What is needed: Each record below should be output verbatim, without pictures.

Records provided:
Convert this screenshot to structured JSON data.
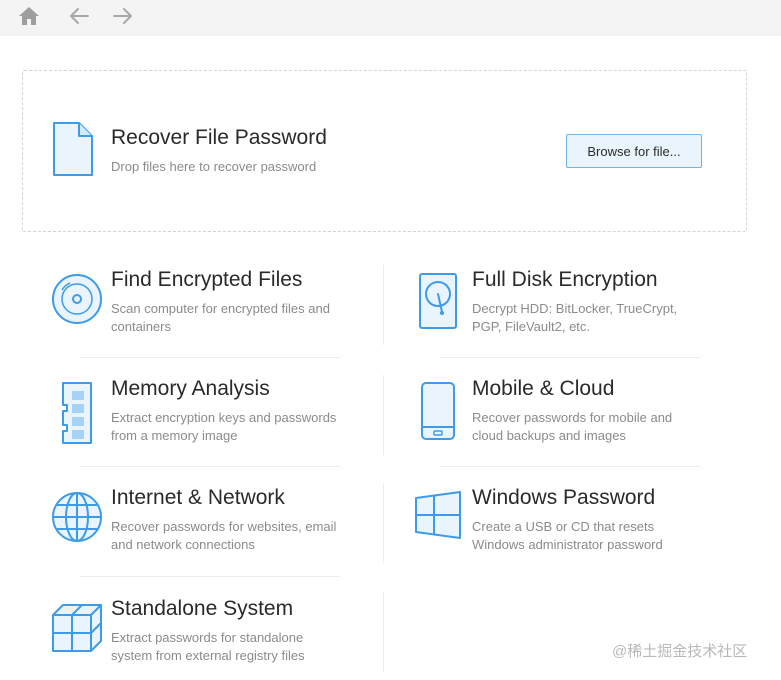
{
  "toolbar": {
    "home_icon": "home-icon",
    "back_icon": "arrow-left-icon",
    "forward_icon": "arrow-right-icon"
  },
  "dropzone": {
    "icon": "file-icon",
    "title": "Recover File Password",
    "subtitle": "Drop files here to recover password",
    "button_label": "Browse for file..."
  },
  "cards": [
    {
      "icon": "disc-icon",
      "title": "Find Encrypted Files",
      "desc": "Scan computer for encrypted files and containers"
    },
    {
      "icon": "hard-drive-icon",
      "title": "Full Disk Encryption",
      "desc": "Decrypt HDD: BitLocker, TrueCrypt, PGP, FileVault2, etc."
    },
    {
      "icon": "memory-chip-icon",
      "title": "Memory Analysis",
      "desc": "Extract encryption keys and passwords from a memory image"
    },
    {
      "icon": "mobile-phone-icon",
      "title": "Mobile & Cloud",
      "desc": "Recover passwords for mobile and cloud backups and images"
    },
    {
      "icon": "globe-icon",
      "title": "Internet & Network",
      "desc": "Recover passwords for websites, email and network connections"
    },
    {
      "icon": "windows-logo-icon",
      "title": "Windows Password",
      "desc": "Create a USB or CD that resets Windows administrator password"
    },
    {
      "icon": "cubes-icon",
      "title": "Standalone System",
      "desc": "Extract passwords for standalone system from external registry files"
    }
  ],
  "watermark": "@稀土掘金技术社区",
  "colors": {
    "accent": "#3d9be9",
    "toolbar_bg": "#f4f4f4",
    "toolbar_icon": "#9e9e9e",
    "title_text": "#2a2a2a",
    "desc_text": "#8b8b8b",
    "button_bg": "#eaf4fc",
    "button_border": "#6fb3e8"
  }
}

Response:
Convert this screenshot to structured JSON data.
{
  "toolbar": {
    "home_icon": "home-icon",
    "back_icon": "arrow-left-icon",
    "forward_icon": "arrow-right-icon"
  },
  "dropzone": {
    "icon": "file-icon",
    "title": "Recover File Password",
    "subtitle": "Drop files here to recover password",
    "button_label": "Browse for file..."
  },
  "cards": [
    {
      "icon": "disc-icon",
      "title": "Find Encrypted Files",
      "desc": "Scan computer for encrypted files and containers"
    },
    {
      "icon": "hard-drive-icon",
      "title": "Full Disk Encryption",
      "desc": "Decrypt HDD: BitLocker, TrueCrypt, PGP, FileVault2, etc."
    },
    {
      "icon": "memory-chip-icon",
      "title": "Memory Analysis",
      "desc": "Extract encryption keys and passwords from a memory image"
    },
    {
      "icon": "mobile-phone-icon",
      "title": "Mobile & Cloud",
      "desc": "Recover passwords for mobile and cloud backups and images"
    },
    {
      "icon": "globe-icon",
      "title": "Internet & Network",
      "desc": "Recover passwords for websites, email and network connections"
    },
    {
      "icon": "windows-logo-icon",
      "title": "Windows Password",
      "desc": "Create a USB or CD that resets Windows administrator password"
    },
    {
      "icon": "cubes-icon",
      "title": "Standalone System",
      "desc": "Extract passwords for standalone system from external registry files"
    }
  ],
  "watermark": "@稀土掘金技术社区",
  "colors": {
    "accent": "#3d9be9",
    "toolbar_bg": "#f4f4f4",
    "toolbar_icon": "#9e9e9e",
    "title_text": "#2a2a2a",
    "desc_text": "#8b8b8b",
    "button_bg": "#eaf4fc",
    "button_border": "#6fb3e8"
  }
}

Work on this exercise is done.